[Dataset entries]
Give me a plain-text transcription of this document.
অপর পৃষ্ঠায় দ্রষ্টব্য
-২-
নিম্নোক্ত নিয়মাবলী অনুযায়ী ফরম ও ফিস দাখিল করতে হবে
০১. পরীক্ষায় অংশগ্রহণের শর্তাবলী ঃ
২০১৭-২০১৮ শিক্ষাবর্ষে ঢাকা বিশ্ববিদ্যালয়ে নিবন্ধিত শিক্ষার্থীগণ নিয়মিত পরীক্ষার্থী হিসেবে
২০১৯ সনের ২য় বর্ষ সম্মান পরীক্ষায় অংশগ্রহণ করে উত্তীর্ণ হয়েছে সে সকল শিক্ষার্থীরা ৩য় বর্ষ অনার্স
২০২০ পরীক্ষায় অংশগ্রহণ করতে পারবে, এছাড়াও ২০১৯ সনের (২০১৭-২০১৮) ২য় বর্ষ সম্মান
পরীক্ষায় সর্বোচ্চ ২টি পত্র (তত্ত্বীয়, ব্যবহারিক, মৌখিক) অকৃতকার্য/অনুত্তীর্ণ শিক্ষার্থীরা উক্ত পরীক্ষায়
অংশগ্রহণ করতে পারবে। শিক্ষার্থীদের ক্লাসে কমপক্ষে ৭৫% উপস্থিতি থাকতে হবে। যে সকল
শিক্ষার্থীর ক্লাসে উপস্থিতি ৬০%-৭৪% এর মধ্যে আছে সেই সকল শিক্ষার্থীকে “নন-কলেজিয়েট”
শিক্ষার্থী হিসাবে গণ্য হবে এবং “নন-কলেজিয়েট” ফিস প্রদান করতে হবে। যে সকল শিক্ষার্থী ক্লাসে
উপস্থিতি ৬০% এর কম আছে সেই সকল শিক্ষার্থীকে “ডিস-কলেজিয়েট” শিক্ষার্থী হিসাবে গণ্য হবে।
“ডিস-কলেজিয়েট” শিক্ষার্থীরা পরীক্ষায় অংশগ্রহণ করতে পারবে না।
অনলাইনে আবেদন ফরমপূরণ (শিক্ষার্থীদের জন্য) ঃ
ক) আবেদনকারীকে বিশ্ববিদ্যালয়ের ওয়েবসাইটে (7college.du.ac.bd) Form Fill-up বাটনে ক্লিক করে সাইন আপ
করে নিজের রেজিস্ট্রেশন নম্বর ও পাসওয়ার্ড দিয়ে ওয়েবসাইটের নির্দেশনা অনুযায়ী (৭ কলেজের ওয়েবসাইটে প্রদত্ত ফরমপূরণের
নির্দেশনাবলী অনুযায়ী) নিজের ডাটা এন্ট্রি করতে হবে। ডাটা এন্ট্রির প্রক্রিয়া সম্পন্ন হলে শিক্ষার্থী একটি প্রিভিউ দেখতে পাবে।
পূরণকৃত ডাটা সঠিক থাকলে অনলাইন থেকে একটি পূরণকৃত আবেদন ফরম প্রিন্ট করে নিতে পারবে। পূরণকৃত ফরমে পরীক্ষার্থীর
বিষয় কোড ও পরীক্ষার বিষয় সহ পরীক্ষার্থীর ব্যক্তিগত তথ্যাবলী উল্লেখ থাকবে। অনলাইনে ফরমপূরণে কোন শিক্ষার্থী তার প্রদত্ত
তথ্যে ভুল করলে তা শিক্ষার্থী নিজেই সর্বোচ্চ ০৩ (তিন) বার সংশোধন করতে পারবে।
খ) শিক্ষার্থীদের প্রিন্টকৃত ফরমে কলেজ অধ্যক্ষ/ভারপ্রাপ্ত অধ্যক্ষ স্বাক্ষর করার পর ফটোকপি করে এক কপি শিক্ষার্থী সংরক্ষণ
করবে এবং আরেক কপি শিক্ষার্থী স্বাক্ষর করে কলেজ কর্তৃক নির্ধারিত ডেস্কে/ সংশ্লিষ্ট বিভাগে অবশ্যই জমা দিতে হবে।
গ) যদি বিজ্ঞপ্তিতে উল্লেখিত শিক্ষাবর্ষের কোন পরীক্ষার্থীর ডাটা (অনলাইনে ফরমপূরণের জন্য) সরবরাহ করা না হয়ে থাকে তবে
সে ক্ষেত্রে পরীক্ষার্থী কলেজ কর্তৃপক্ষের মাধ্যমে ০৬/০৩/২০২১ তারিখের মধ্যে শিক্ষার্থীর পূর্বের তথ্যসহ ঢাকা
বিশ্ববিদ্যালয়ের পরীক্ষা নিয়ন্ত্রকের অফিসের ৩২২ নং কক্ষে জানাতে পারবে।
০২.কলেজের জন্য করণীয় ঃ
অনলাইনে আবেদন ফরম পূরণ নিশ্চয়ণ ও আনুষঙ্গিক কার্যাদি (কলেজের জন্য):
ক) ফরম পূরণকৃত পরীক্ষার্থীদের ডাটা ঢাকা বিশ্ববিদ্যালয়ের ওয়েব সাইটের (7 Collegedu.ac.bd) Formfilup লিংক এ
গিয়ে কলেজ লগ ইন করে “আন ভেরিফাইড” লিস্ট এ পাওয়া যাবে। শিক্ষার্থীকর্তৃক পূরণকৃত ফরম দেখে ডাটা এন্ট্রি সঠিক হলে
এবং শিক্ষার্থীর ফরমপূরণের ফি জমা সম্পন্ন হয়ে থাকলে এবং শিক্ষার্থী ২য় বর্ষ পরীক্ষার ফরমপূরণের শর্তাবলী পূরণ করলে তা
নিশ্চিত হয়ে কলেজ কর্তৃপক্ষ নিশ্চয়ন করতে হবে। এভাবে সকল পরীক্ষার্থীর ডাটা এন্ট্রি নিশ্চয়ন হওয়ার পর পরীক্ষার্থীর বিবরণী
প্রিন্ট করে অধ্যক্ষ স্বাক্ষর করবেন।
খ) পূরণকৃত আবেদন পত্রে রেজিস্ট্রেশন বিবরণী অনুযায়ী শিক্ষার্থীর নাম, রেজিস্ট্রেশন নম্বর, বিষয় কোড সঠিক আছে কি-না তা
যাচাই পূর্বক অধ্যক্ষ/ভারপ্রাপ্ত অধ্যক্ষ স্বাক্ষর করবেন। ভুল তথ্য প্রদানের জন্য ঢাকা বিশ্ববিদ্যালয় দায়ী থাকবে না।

PROBLEM TO WORK ON = Copy every record exactly as presented.

REPLY =
Give me a plain-text transcription of this document.
অপর পৃষ্ঠায় দ্রষ্টব্য
-২-
নিম্নোক্ত নিয়মাবলী অনুযায়ী ফরম ও ফিস দাখিল করতে হবে
০১. পরীক্ষায় অংশগ্রহণের শর্তাবলী ঃ
২০১৭-২০১৮ শিক্ষাবর্ষে ঢাকা বিশ্ববিদ্যালয়ে নিবন্ধিত শিক্ষার্থীগণ নিয়মিত পরীক্ষার্থী হিসেবে
২০১৯ সনের ২য় বর্ষ সম্মান পরীক্ষায় অংশগ্রহণ করে উত্তীর্ণ হয়েছে সে সকল শিক্ষার্থীরা ৩য় বর্ষ অনার্স
২০২০ পরীক্ষায় অংশগ্রহণ করতে পারবে, এছাড়াও ২০১৯ সনের (২০১৭-২০১৮) ২য় বর্ষ সম্মান
পরীক্ষায় সর্বোচ্চ ২টি পত্র (তত্ত্বীয়, ব্যবহারিক, মৌখিক) অকৃতকার্য/অনুত্তীর্ণ শিক্ষার্থীরা উক্ত পরীক্ষায়
অংশগ্রহণ করতে পারবে। শিক্ষার্থীদের ক্লাসে কমপক্ষে ৭৫% উপস্থিতি থাকতে হবে। যে সকল
শিক্ষার্থীর ক্লাসে উপস্থিতি ৬০%-৭৪% এর মধ্যে আছে সেই সকল শিক্ষার্থীকে “নন-কলেজিয়েট”
শিক্ষার্থী হিসাবে গণ্য হবে এবং “নন-কলেজিয়েট” ফিস প্রদান করতে হবে। যে সকল শিক্ষার্থী ক্লাসে
উপস্থিতি ৬০% এর কম আছে সেই সকল শিক্ষার্থীকে “ডিস-কলেজিয়েট” শিক্ষার্থী হিসাবে গণ্য হবে।
“ডিস-কলেজিয়েট” শিক্ষার্থীরা পরীক্ষায় অংশগ্রহণ করতে পারবে না।
অনলাইনে আবেদন ফরমপূরণ (শিক্ষার্থীদের জন্য) ঃ
ক) আবেদনকারীকে বিশ্ববিদ্যালয়ের ওয়েবসাইটে (7college.du.ac.bd) Form Fill-up বাটনে ক্লিক করে সাইন আপ
করে নিজের রেজিস্ট্রেশন নম্বর ও পাসওয়ার্ড দিয়ে ওয়েবসাইটের নির্দেশনা অনুযায়ী (৭ কলেজের ওয়েবসাইটে প্রদত্ত ফরমপূরণের
নির্দেশনাবলী অনুযায়ী) নিজের ডাটা এন্ট্রি করতে হবে। ডাটা এন্ট্রির প্রক্রিয়া সম্পন্ন হলে শিক্ষার্থী একটি প্রিভিউ দেখতে পাবে।
পূরণকৃত ডাটা সঠিক থাকলে অনলাইন থেকে একটি পূরণকৃত আবেদন ফরম প্রিন্ট করে নিতে পারবে। পূরণকৃত ফরমে পরীক্ষার্থীর
বিষয় কোড ও পরীক্ষার বিষয় সহ পরীক্ষার্থীর ব্যক্তিগত তথ্যাবলী উল্লেখ থাকবে। অনলাইনে ফরমপূরণে কোন শিক্ষার্থী তার প্রদত্ত
তথ্যে ভুল করলে তা শিক্ষার্থী নিজেই সর্বোচ্চ ০৩ (তিন) বার সংশোধন করতে পারবে।
খ) শিক্ষার্থীদের প্রিন্টকৃত ফরমে কলেজ অধ্যক্ষ/ভারপ্রাপ্ত অধ্যক্ষ স্বাক্ষর করার পর ফটোকপি করে এক কপি শিক্ষার্থী সংরক্ষণ
করবে এবং আরেক কপি শিক্ষার্থী স্বাক্ষর করে কলেজ কর্তৃক নির্ধারিত ডেস্কে/ সংশ্লিষ্ট বিভাগে অবশ্যই জমা দিতে হবে।
গ) যদি বিজ্ঞপ্তিতে উল্লেখিত শিক্ষাবর্ষের কোন পরীক্ষার্থীর ডাটা (অনলাইনে ফরমপূরণের জন্য) সরবরাহ করা না হয়ে থাকে তবে
সে ক্ষেত্রে পরীক্ষার্থী কলেজ কর্তৃপক্ষের মাধ্যমে ০৬/০৩/২০২১ তারিখের মধ্যে শিক্ষার্থীর পূর্বের তথ্যসহ ঢাকা
বিশ্ববিদ্যালয়ের পরীক্ষা নিয়ন্ত্রকের অফিসের ৩২২ নং কক্ষে জানাতে পারবে।
০২.কলেজের জন্য করণীয় ঃ
অনলাইনে আবেদন ফরম পূরণ নিশ্চয়ণ ও আনুষঙ্গিক কার্যাদি (কলেজের জন্য):
ক) ফরম পূরণকৃত পরীক্ষার্থীদের ডাটা ঢাকা বিশ্ববিদ্যালয়ের ওয়েব সাইটের (7 Collegedu.ac.bd) Formfilup লিংক এ
গিয়ে কলেজ লগ ইন করে “আন ভেরিফাইড” লিস্ট এ পাওয়া যাবে। শিক্ষার্থীকর্তৃক পূরণকৃত ফরম দেখে ডাটা এন্ট্রি সঠিক হলে
এবং শিক্ষার্থীর ফরমপূরণের ফি জমা সম্পন্ন হয়ে থাকলে এবং শিক্ষার্থী ২য় বর্ষ পরীক্ষার ফরমপূরণের শর্তাবলী পূরণ করলে তা
নিশ্চিত হয়ে কলেজ কর্তৃপক্ষ নিশ্চয়ন করতে হবে। এভাবে সকল পরীক্ষার্থীর ডাটা এন্ট্রি নিশ্চয়ন হওয়ার পর পরীক্ষার্থীর বিবরণী
প্রিন্ট করে অধ্যক্ষ স্বাক্ষর করবেন।
খ) পূরণকৃত আবেদন পত্রে রেজিস্ট্রেশন বিবরণী অনুযায়ী শিক্ষার্থীর নাম, রেজিস্ট্রেশন নম্বর, বিষয় কোড সঠিক আছে কি-না তা
যাচাই পূর্বক অধ্যক্ষ/ভারপ্রাপ্ত অধ্যক্ষ স্বাক্ষর করবেন। ভুল তথ্য প্রদানের জন্য ঢাকা বিশ্ববিদ্যালয় দায়ী থাকবে না।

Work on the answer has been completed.